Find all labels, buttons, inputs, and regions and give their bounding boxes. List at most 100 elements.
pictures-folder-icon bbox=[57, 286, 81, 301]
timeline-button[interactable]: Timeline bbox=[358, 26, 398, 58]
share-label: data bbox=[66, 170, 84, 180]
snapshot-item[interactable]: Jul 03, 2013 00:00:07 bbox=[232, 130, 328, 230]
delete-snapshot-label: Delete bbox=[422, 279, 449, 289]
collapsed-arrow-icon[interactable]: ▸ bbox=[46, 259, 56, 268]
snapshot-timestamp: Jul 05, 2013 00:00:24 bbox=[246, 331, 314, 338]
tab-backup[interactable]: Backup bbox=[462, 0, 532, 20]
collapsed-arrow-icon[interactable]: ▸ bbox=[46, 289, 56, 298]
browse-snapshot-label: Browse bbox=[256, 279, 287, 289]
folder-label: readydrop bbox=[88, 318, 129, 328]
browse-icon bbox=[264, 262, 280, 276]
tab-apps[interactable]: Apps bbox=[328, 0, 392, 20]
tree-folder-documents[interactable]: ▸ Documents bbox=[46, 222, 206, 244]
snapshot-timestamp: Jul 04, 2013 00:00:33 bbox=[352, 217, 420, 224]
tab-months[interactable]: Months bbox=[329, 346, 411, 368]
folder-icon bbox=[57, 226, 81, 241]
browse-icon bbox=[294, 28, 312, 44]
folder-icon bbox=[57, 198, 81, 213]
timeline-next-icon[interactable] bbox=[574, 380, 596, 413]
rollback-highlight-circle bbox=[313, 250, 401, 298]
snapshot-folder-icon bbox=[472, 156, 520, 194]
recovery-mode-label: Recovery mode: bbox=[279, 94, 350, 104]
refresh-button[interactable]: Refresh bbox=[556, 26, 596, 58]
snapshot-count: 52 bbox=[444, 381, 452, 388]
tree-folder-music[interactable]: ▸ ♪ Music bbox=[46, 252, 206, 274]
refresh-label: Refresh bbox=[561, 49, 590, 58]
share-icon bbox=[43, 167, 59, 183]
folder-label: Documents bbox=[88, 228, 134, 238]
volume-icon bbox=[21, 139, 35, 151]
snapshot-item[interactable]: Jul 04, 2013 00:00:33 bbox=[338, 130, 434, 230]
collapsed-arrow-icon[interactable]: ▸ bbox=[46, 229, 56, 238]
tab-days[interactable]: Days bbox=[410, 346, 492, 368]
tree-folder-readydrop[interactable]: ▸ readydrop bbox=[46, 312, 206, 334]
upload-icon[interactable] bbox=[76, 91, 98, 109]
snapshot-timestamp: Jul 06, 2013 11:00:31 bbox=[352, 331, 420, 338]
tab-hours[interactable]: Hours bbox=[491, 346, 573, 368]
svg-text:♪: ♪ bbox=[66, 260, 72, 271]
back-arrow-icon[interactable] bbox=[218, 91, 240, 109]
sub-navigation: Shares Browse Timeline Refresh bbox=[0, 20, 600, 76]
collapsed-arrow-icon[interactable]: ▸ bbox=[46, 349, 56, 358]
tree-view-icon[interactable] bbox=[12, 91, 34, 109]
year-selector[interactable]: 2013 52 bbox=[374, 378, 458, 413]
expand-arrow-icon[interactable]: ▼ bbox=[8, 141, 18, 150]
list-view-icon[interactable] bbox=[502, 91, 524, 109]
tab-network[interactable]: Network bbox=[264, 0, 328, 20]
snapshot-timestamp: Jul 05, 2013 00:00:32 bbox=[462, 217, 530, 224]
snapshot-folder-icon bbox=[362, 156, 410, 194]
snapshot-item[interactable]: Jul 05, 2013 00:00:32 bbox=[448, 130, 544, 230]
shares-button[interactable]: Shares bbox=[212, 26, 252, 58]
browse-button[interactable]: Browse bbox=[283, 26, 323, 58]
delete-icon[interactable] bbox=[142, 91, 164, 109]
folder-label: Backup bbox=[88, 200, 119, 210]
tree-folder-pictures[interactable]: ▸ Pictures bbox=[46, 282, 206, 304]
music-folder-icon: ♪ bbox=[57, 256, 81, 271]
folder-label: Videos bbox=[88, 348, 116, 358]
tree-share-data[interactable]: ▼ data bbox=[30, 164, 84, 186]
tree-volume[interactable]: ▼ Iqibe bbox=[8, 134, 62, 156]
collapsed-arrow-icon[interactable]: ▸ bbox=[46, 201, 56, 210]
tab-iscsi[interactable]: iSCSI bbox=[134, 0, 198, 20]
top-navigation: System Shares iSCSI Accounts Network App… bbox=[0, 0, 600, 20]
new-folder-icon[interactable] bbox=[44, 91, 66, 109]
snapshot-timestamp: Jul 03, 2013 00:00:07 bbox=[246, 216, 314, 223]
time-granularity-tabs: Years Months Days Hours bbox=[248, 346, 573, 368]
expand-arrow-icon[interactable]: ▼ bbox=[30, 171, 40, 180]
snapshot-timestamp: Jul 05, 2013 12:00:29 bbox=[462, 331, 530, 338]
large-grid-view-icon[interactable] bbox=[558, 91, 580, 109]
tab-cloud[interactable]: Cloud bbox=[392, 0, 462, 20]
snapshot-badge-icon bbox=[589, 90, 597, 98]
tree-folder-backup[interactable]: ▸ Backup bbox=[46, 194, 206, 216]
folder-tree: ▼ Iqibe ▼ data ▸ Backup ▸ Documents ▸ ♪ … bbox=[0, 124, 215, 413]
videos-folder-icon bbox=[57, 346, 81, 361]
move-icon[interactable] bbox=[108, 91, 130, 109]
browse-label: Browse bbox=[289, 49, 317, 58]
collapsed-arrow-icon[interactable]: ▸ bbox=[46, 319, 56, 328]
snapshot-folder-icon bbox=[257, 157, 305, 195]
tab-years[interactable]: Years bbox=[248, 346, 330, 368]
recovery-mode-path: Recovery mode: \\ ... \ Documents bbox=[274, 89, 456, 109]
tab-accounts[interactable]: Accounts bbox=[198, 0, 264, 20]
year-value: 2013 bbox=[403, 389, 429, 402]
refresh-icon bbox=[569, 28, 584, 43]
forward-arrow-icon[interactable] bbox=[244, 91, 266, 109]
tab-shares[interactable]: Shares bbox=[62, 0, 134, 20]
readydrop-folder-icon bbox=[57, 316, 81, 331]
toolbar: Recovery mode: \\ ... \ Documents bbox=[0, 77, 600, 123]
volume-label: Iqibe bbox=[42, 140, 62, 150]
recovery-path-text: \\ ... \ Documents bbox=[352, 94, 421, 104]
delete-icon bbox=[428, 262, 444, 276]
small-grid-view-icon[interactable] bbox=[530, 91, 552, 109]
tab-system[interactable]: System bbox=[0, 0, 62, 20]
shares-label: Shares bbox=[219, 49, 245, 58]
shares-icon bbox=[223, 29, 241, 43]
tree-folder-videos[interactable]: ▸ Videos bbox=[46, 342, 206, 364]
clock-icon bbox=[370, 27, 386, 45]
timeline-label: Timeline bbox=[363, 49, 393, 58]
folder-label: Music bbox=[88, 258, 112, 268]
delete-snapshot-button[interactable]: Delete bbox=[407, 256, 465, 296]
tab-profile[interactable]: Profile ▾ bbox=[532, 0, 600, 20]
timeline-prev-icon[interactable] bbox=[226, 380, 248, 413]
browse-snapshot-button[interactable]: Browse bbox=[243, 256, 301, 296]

WHAT NEEDS TO BE DONE: Reproduce every line of the listing above verbatim, keeping the original order.

RESPONSE TO THIS EXERCISE:
Find all labels, buttons, inputs, and regions and give their bounding boxes. List at most 100 elements.
pictures-folder-icon bbox=[57, 286, 81, 301]
timeline-button[interactable]: Timeline bbox=[358, 26, 398, 58]
share-label: data bbox=[66, 170, 84, 180]
snapshot-item[interactable]: Jul 03, 2013 00:00:07 bbox=[232, 130, 328, 230]
delete-snapshot-label: Delete bbox=[422, 279, 449, 289]
collapsed-arrow-icon[interactable]: ▸ bbox=[46, 259, 56, 268]
snapshot-timestamp: Jul 05, 2013 00:00:24 bbox=[246, 331, 314, 338]
tab-backup[interactable]: Backup bbox=[462, 0, 532, 20]
collapsed-arrow-icon[interactable]: ▸ bbox=[46, 289, 56, 298]
browse-snapshot-label: Browse bbox=[256, 279, 287, 289]
folder-label: readydrop bbox=[88, 318, 129, 328]
browse-icon bbox=[264, 262, 280, 276]
tab-apps[interactable]: Apps bbox=[328, 0, 392, 20]
tree-folder-documents[interactable]: ▸ Documents bbox=[46, 222, 206, 244]
snapshot-timestamp: Jul 04, 2013 00:00:33 bbox=[352, 217, 420, 224]
tab-months[interactable]: Months bbox=[329, 346, 411, 368]
folder-icon bbox=[57, 226, 81, 241]
browse-icon bbox=[294, 28, 312, 44]
folder-icon bbox=[57, 198, 81, 213]
timeline-next-icon[interactable] bbox=[574, 380, 596, 413]
rollback-highlight-circle bbox=[313, 250, 401, 298]
snapshot-folder-icon bbox=[472, 156, 520, 194]
recovery-mode-label: Recovery mode: bbox=[279, 94, 350, 104]
refresh-button[interactable]: Refresh bbox=[556, 26, 596, 58]
snapshot-count: 52 bbox=[444, 381, 452, 388]
tree-folder-music[interactable]: ▸ ♪ Music bbox=[46, 252, 206, 274]
refresh-label: Refresh bbox=[561, 49, 590, 58]
share-icon bbox=[43, 167, 59, 183]
folder-label: Documents bbox=[88, 228, 134, 238]
volume-icon bbox=[21, 139, 35, 151]
snapshot-item[interactable]: Jul 04, 2013 00:00:33 bbox=[338, 130, 434, 230]
collapsed-arrow-icon[interactable]: ▸ bbox=[46, 229, 56, 238]
tab-days[interactable]: Days bbox=[410, 346, 492, 368]
tree-folder-readydrop[interactable]: ▸ readydrop bbox=[46, 312, 206, 334]
upload-icon[interactable] bbox=[76, 91, 98, 109]
snapshot-timestamp: Jul 06, 2013 11:00:31 bbox=[352, 331, 420, 338]
tab-hours[interactable]: Hours bbox=[491, 346, 573, 368]
svg-text:♪: ♪ bbox=[66, 260, 72, 271]
back-arrow-icon[interactable] bbox=[218, 91, 240, 109]
sub-navigation: Shares Browse Timeline Refresh bbox=[0, 20, 600, 76]
collapsed-arrow-icon[interactable]: ▸ bbox=[46, 349, 56, 358]
tree-view-icon[interactable] bbox=[12, 91, 34, 109]
year-selector[interactable]: 2013 52 bbox=[374, 378, 458, 413]
expand-arrow-icon[interactable]: ▼ bbox=[8, 141, 18, 150]
list-view-icon[interactable] bbox=[502, 91, 524, 109]
tab-network[interactable]: Network bbox=[264, 0, 328, 20]
snapshot-timestamp: Jul 05, 2013 00:00:32 bbox=[462, 217, 530, 224]
snapshot-folder-icon bbox=[362, 156, 410, 194]
snapshot-item[interactable]: Jul 05, 2013 00:00:32 bbox=[448, 130, 544, 230]
shares-button[interactable]: Shares bbox=[212, 26, 252, 58]
browse-button[interactable]: Browse bbox=[283, 26, 323, 58]
delete-icon[interactable] bbox=[142, 91, 164, 109]
folder-label: Backup bbox=[88, 200, 119, 210]
tree-folder-pictures[interactable]: ▸ Pictures bbox=[46, 282, 206, 304]
music-folder-icon: ♪ bbox=[57, 256, 81, 271]
folder-label: Videos bbox=[88, 348, 116, 358]
tree-share-data[interactable]: ▼ data bbox=[30, 164, 84, 186]
tree-volume[interactable]: ▼ Iqibe bbox=[8, 134, 62, 156]
collapsed-arrow-icon[interactable]: ▸ bbox=[46, 201, 56, 210]
tab-iscsi[interactable]: iSCSI bbox=[134, 0, 198, 20]
top-navigation: System Shares iSCSI Accounts Network App… bbox=[0, 0, 600, 20]
new-folder-icon[interactable] bbox=[44, 91, 66, 109]
snapshot-timestamp: Jul 03, 2013 00:00:07 bbox=[246, 216, 314, 223]
time-granularity-tabs: Years Months Days Hours bbox=[248, 346, 573, 368]
expand-arrow-icon[interactable]: ▼ bbox=[30, 171, 40, 180]
snapshot-timestamp: Jul 05, 2013 12:00:29 bbox=[462, 331, 530, 338]
large-grid-view-icon[interactable] bbox=[558, 91, 580, 109]
tab-cloud[interactable]: Cloud bbox=[392, 0, 462, 20]
snapshot-badge-icon bbox=[589, 90, 597, 98]
tree-folder-backup[interactable]: ▸ Backup bbox=[46, 194, 206, 216]
folder-tree: ▼ Iqibe ▼ data ▸ Backup ▸ Documents ▸ ♪ … bbox=[0, 124, 215, 413]
videos-folder-icon bbox=[57, 346, 81, 361]
move-icon[interactable] bbox=[108, 91, 130, 109]
browse-label: Browse bbox=[289, 49, 317, 58]
collapsed-arrow-icon[interactable]: ▸ bbox=[46, 319, 56, 328]
snapshot-folder-icon bbox=[257, 157, 305, 195]
tab-years[interactable]: Years bbox=[248, 346, 330, 368]
recovery-mode-path: Recovery mode: \\ ... \ Documents bbox=[274, 89, 456, 109]
tab-accounts[interactable]: Accounts bbox=[198, 0, 264, 20]
year-value: 2013 bbox=[403, 389, 429, 402]
refresh-icon bbox=[569, 28, 584, 43]
forward-arrow-icon[interactable] bbox=[244, 91, 266, 109]
tab-shares[interactable]: Shares bbox=[62, 0, 134, 20]
readydrop-folder-icon bbox=[57, 316, 81, 331]
toolbar: Recovery mode: \\ ... \ Documents bbox=[0, 77, 600, 123]
volume-label: Iqibe bbox=[42, 140, 62, 150]
recovery-path-text: \\ ... \ Documents bbox=[352, 94, 421, 104]
delete-icon bbox=[428, 262, 444, 276]
small-grid-view-icon[interactable] bbox=[530, 91, 552, 109]
tab-system[interactable]: System bbox=[0, 0, 62, 20]
shares-label: Shares bbox=[219, 49, 245, 58]
shares-icon bbox=[223, 29, 241, 43]
tree-folder-videos[interactable]: ▸ Videos bbox=[46, 342, 206, 364]
clock-icon bbox=[370, 27, 386, 45]
timeline-label: Timeline bbox=[363, 49, 393, 58]
folder-label: Music bbox=[88, 258, 112, 268]
delete-snapshot-button[interactable]: Delete bbox=[407, 256, 465, 296]
tab-profile[interactable]: Profile ▾ bbox=[532, 0, 600, 20]
timeline-prev-icon[interactable] bbox=[226, 380, 248, 413]
browse-snapshot-button[interactable]: Browse bbox=[243, 256, 301, 296]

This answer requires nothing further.